THE REQUEST:
All of the data must be printed exactly; please include every line.

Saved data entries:
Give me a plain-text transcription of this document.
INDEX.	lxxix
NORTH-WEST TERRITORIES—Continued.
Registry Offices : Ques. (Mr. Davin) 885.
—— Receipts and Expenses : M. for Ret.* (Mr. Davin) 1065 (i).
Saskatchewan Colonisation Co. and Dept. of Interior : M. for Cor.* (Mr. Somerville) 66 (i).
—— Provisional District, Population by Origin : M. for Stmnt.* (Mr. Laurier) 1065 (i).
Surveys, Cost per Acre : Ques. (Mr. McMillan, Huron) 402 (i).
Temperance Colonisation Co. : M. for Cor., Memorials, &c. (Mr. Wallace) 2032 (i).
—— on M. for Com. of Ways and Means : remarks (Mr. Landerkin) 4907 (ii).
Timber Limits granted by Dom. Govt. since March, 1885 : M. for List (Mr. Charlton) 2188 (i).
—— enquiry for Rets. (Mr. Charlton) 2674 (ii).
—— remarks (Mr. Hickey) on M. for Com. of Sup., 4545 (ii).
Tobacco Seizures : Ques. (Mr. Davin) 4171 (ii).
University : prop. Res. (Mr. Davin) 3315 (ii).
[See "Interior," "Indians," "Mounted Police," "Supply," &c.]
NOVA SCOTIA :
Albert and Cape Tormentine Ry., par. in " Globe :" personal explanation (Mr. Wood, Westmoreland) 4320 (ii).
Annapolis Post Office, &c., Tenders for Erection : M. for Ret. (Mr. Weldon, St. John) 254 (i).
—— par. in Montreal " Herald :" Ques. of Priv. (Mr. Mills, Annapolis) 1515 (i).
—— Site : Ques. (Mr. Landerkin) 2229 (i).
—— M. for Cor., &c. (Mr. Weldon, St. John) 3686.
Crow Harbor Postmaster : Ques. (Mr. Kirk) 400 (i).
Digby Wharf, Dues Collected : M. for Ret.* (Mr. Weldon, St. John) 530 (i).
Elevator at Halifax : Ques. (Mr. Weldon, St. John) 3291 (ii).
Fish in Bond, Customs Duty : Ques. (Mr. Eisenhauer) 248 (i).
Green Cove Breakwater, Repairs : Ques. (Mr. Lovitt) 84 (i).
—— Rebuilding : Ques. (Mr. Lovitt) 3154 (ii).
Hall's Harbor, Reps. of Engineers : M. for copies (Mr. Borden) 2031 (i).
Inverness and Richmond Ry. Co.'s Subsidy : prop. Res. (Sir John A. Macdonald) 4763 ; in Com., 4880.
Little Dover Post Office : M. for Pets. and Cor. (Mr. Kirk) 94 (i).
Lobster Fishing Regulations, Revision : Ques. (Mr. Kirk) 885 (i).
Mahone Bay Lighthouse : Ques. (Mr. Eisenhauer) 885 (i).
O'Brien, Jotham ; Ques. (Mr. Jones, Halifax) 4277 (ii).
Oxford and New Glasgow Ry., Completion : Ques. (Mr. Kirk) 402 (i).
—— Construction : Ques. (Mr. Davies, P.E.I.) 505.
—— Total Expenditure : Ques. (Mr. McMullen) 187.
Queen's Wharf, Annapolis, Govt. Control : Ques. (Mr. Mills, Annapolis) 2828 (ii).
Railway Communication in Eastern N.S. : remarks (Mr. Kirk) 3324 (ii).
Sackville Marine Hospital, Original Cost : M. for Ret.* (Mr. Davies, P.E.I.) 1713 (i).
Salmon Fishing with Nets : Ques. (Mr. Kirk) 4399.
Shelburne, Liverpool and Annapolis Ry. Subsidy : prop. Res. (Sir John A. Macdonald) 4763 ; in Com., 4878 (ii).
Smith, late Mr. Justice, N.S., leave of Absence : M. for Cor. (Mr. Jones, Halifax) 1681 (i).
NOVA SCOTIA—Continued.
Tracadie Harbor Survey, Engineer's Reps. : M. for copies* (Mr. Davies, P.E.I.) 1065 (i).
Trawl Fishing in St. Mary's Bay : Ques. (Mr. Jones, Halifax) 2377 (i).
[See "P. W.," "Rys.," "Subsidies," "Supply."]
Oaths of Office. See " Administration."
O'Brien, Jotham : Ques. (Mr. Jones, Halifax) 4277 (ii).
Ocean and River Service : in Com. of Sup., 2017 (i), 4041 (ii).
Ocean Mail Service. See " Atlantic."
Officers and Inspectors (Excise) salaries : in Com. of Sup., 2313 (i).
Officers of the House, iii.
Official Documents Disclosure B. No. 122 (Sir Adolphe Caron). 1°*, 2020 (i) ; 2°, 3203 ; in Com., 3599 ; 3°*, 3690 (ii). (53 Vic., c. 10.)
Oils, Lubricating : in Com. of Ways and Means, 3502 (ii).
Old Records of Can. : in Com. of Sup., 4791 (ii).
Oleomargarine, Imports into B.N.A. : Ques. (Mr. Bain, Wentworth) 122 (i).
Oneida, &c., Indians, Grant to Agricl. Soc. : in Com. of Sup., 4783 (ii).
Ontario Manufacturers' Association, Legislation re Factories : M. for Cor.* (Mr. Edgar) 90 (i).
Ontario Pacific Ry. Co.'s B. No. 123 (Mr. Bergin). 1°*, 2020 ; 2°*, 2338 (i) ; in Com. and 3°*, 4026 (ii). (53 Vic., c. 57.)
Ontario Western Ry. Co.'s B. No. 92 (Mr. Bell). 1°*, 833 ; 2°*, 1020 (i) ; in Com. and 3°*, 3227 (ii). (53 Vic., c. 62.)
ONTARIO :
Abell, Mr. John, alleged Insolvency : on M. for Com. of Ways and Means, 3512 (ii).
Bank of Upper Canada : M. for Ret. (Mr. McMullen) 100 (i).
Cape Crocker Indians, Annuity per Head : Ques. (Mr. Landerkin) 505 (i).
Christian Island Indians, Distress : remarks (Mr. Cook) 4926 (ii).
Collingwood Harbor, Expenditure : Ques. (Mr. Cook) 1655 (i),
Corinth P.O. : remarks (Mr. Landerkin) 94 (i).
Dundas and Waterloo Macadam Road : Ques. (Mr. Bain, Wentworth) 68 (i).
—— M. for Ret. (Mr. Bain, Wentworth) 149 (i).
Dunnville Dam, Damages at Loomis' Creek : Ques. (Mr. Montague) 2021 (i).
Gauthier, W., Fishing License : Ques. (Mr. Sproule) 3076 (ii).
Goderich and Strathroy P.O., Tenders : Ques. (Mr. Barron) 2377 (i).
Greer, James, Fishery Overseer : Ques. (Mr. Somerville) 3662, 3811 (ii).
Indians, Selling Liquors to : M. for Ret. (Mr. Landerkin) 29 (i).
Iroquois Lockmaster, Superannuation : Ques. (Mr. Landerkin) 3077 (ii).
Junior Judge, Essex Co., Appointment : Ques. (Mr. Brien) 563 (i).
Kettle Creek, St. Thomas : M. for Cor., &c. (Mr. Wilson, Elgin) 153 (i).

SOLUTION BELOW:
Give me a plain-text transcription of this document.
INDEX.	lxxix
NORTH-WEST TERRITORIES—Continued.
Registry Offices : Ques. (Mr. Davin) 885.
—— Receipts and Expenses : M. for Ret.* (Mr. Davin) 1065 (i).
Saskatchewan Colonisation Co. and Dept. of Interior : M. for Cor.* (Mr. Somerville) 66 (i).
—— Provisional District, Population by Origin : M. for Stmnt.* (Mr. Laurier) 1065 (i).
Surveys, Cost per Acre : Ques. (Mr. McMillan, Huron) 402 (i).
Temperance Colonisation Co. : M. for Cor., Memorials, &c. (Mr. Wallace) 2032 (i).
—— on M. for Com. of Ways and Means : remarks (Mr. Landerkin) 4907 (ii).
Timber Limits granted by Dom. Govt. since March, 1885 : M. for List (Mr. Charlton) 2188 (i).
—— enquiry for Rets. (Mr. Charlton) 2674 (ii).
—— remarks (Mr. Hickey) on M. for Com. of Sup., 4545 (ii).
Tobacco Seizures : Ques. (Mr. Davin) 4171 (ii).
University : prop. Res. (Mr. Davin) 3315 (ii).
[See "Interior," "Indians," "Mounted Police," "Supply," &c.]
NOVA SCOTIA :
Albert and Cape Tormentine Ry., par. in " Globe :" personal explanation (Mr. Wood, Westmoreland) 4320 (ii).
Annapolis Post Office, &c., Tenders for Erection : M. for Ret. (Mr. Weldon, St. John) 254 (i).
—— par. in Montreal " Herald :" Ques. of Priv. (Mr. Mills, Annapolis) 1515 (i).
—— Site : Ques. (Mr. Landerkin) 2229 (i).
—— M. for Cor., &c. (Mr. Weldon, St. John) 3686.
Crow Harbor Postmaster : Ques. (Mr. Kirk) 400 (i).
Digby Wharf, Dues Collected : M. for Ret.* (Mr. Weldon, St. John) 530 (i).
Elevator at Halifax : Ques. (Mr. Weldon, St. John) 3291 (ii).
Fish in Bond, Customs Duty : Ques. (Mr. Eisenhauer) 248 (i).
Green Cove Breakwater, Repairs : Ques. (Mr. Lovitt) 84 (i).
—— Rebuilding : Ques. (Mr. Lovitt) 3154 (ii).
Hall's Harbor, Reps. of Engineers : M. for copies (Mr. Borden) 2031 (i).
Inverness and Richmond Ry. Co.'s Subsidy : prop. Res. (Sir John A. Macdonald) 4763 ; in Com., 4880.
Little Dover Post Office : M. for Pets. and Cor. (Mr. Kirk) 94 (i).
Lobster Fishing Regulations, Revision : Ques. (Mr. Kirk) 885 (i).
Mahone Bay Lighthouse : Ques. (Mr. Eisenhauer) 885 (i).
O'Brien, Jotham ; Ques. (Mr. Jones, Halifax) 4277 (ii).
Oxford and New Glasgow Ry., Completion : Ques. (Mr. Kirk) 402 (i).
—— Construction : Ques. (Mr. Davies, P.E.I.) 505.
—— Total Expenditure : Ques. (Mr. McMullen) 187.
Queen's Wharf, Annapolis, Govt. Control : Ques. (Mr. Mills, Annapolis) 2828 (ii).
Railway Communication in Eastern N.S. : remarks (Mr. Kirk) 3324 (ii).
Sackville Marine Hospital, Original Cost : M. for Ret.* (Mr. Davies, P.E.I.) 1713 (i).
Salmon Fishing with Nets : Ques. (Mr. Kirk) 4399.
Shelburne, Liverpool and Annapolis Ry. Subsidy : prop. Res. (Sir John A. Macdonald) 4763 ; in Com., 4878 (ii).
Smith, late Mr. Justice, N.S., leave of Absence : M. for Cor. (Mr. Jones, Halifax) 1681 (i).
NOVA SCOTIA—Continued.
Tracadie Harbor Survey, Engineer's Reps. : M. for copies* (Mr. Davies, P.E.I.) 1065 (i).
Trawl Fishing in St. Mary's Bay : Ques. (Mr. Jones, Halifax) 2377 (i).
[See "P. W.," "Rys.," "Subsidies," "Supply."]
Oaths of Office. See " Administration."
O'Brien, Jotham : Ques. (Mr. Jones, Halifax) 4277 (ii).
Ocean and River Service : in Com. of Sup., 2017 (i), 4041 (ii).
Ocean Mail Service. See " Atlantic."
Officers and Inspectors (Excise) salaries : in Com. of Sup., 2313 (i).
Officers of the House, iii.
Official Documents Disclosure B. No. 122 (Sir Adolphe Caron). 1°*, 2020 (i) ; 2°, 3203 ; in Com., 3599 ; 3°*, 3690 (ii). (53 Vic., c. 10.)
Oils, Lubricating : in Com. of Ways and Means, 3502 (ii).
Old Records of Can. : in Com. of Sup., 4791 (ii).
Oleomargarine, Imports into B.N.A. : Ques. (Mr. Bain, Wentworth) 122 (i).
Oneida, &c., Indians, Grant to Agricl. Soc. : in Com. of Sup., 4783 (ii).
Ontario Manufacturers' Association, Legislation re Factories : M. for Cor.* (Mr. Edgar) 90 (i).
Ontario Pacific Ry. Co.'s B. No. 123 (Mr. Bergin). 1°*, 2020 ; 2°*, 2338 (i) ; in Com. and 3°*, 4026 (ii). (53 Vic., c. 57.)
Ontario Western Ry. Co.'s B. No. 92 (Mr. Bell). 1°*, 833 ; 2°*, 1020 (i) ; in Com. and 3°*, 3227 (ii). (53 Vic., c. 62.)
ONTARIO :
Abell, Mr. John, alleged Insolvency : on M. for Com. of Ways and Means, 3512 (ii).
Bank of Upper Canada : M. for Ret. (Mr. McMullen) 100 (i).
Cape Crocker Indians, Annuity per Head : Ques. (Mr. Landerkin) 505 (i).
Christian Island Indians, Distress : remarks (Mr. Cook) 4926 (ii).
Collingwood Harbor, Expenditure : Ques. (Mr. Cook) 1655 (i),
Corinth P.O. : remarks (Mr. Landerkin) 94 (i).
Dundas and Waterloo Macadam Road : Ques. (Mr. Bain, Wentworth) 68 (i).
—— M. for Ret. (Mr. Bain, Wentworth) 149 (i).
Dunnville Dam, Damages at Loomis' Creek : Ques. (Mr. Montague) 2021 (i).
Gauthier, W., Fishing License : Ques. (Mr. Sproule) 3076 (ii).
Goderich and Strathroy P.O., Tenders : Ques. (Mr. Barron) 2377 (i).
Greer, James, Fishery Overseer : Ques. (Mr. Somerville) 3662, 3811 (ii).
Indians, Selling Liquors to : M. for Ret. (Mr. Landerkin) 29 (i).
Iroquois Lockmaster, Superannuation : Ques. (Mr. Landerkin) 3077 (ii).
Junior Judge, Essex Co., Appointment : Ques. (Mr. Brien) 563 (i).
Kettle Creek, St. Thomas : M. for Cor., &c. (Mr. Wilson, Elgin) 153 (i).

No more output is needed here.